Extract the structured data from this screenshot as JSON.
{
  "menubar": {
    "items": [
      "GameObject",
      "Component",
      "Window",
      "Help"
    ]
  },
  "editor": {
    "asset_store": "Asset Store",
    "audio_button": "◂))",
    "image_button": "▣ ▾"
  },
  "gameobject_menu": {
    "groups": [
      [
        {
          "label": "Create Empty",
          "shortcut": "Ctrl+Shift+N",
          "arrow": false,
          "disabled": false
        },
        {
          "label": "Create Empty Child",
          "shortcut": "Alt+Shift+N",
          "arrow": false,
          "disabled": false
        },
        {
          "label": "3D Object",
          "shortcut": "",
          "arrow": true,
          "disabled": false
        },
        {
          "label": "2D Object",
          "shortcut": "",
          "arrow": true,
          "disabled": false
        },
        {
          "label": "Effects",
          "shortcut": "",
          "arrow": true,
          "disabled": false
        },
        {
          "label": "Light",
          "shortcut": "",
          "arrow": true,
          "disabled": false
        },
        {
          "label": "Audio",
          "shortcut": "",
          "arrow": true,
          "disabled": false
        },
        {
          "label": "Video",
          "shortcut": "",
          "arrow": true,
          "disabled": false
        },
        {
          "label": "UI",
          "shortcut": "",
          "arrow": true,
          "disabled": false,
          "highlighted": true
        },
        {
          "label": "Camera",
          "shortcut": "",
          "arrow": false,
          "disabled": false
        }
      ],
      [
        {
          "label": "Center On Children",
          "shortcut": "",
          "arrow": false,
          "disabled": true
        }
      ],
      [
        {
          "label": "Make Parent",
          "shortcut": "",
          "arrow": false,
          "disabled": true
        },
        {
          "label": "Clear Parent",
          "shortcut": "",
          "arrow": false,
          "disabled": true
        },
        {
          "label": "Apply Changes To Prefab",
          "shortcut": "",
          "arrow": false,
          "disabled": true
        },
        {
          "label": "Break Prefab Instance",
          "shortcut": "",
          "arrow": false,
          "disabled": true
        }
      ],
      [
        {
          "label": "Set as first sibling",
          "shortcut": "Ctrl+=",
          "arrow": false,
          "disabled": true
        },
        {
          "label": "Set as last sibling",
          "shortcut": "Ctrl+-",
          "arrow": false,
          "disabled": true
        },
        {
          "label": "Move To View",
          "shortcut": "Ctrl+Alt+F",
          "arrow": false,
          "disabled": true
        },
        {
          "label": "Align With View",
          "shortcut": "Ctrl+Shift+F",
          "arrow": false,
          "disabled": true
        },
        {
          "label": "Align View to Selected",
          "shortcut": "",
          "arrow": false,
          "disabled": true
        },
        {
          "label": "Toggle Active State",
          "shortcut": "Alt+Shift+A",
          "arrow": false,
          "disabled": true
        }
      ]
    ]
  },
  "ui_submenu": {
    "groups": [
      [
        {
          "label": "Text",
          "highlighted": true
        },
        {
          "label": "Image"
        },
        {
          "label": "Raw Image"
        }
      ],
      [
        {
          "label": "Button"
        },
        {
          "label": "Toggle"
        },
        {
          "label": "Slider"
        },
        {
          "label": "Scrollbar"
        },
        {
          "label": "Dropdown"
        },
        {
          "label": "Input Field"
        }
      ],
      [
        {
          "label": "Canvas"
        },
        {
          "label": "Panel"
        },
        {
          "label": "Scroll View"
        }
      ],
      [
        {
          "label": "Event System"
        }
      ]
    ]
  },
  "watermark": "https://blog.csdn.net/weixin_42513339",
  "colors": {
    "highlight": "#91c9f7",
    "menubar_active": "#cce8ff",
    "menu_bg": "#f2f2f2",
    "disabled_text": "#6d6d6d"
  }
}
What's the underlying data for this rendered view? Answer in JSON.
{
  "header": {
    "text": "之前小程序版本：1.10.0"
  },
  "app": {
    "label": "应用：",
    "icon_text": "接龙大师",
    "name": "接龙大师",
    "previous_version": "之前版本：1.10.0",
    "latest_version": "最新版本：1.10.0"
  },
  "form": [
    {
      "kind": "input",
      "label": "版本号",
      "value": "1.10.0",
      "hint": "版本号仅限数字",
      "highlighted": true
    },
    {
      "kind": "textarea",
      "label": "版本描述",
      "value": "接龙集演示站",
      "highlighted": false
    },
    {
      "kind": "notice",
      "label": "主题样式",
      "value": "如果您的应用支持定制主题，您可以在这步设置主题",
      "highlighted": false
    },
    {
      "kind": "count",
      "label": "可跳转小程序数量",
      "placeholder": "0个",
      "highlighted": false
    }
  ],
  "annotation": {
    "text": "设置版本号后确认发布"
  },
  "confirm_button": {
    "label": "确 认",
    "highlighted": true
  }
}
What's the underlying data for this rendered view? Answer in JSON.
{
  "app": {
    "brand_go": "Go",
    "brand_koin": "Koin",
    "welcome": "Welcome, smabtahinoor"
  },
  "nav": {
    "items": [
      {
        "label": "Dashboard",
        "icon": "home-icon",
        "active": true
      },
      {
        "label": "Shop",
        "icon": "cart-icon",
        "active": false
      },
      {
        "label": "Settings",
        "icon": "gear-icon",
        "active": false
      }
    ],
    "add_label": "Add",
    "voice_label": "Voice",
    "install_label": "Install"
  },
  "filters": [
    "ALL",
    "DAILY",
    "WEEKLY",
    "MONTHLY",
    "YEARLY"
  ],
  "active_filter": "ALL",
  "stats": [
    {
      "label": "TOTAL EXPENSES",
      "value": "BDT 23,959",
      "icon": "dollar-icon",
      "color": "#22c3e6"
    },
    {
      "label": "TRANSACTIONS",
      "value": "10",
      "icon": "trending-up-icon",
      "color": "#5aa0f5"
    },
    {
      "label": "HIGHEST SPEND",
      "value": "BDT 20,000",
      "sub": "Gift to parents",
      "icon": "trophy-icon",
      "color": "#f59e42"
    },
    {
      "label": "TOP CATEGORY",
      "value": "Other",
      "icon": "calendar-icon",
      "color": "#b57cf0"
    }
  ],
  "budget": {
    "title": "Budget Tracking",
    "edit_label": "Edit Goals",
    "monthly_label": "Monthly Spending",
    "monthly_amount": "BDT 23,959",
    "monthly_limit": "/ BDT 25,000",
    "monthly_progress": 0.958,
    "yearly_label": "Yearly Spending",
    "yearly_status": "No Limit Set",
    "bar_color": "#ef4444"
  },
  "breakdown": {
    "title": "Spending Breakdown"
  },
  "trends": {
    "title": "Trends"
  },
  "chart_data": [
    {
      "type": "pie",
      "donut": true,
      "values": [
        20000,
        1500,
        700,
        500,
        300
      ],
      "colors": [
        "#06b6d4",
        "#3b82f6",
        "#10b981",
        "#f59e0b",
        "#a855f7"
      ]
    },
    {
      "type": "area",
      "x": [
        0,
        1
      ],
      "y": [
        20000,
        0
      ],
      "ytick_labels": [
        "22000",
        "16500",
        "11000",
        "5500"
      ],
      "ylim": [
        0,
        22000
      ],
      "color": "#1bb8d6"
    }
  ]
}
—————
DIRECTIVE: Every line that holds the word "title" should be extracted.

RESPONSE:
    "title": "Budget Tracking",
    "title": "Spending Breakdown"
    "title": "Trends"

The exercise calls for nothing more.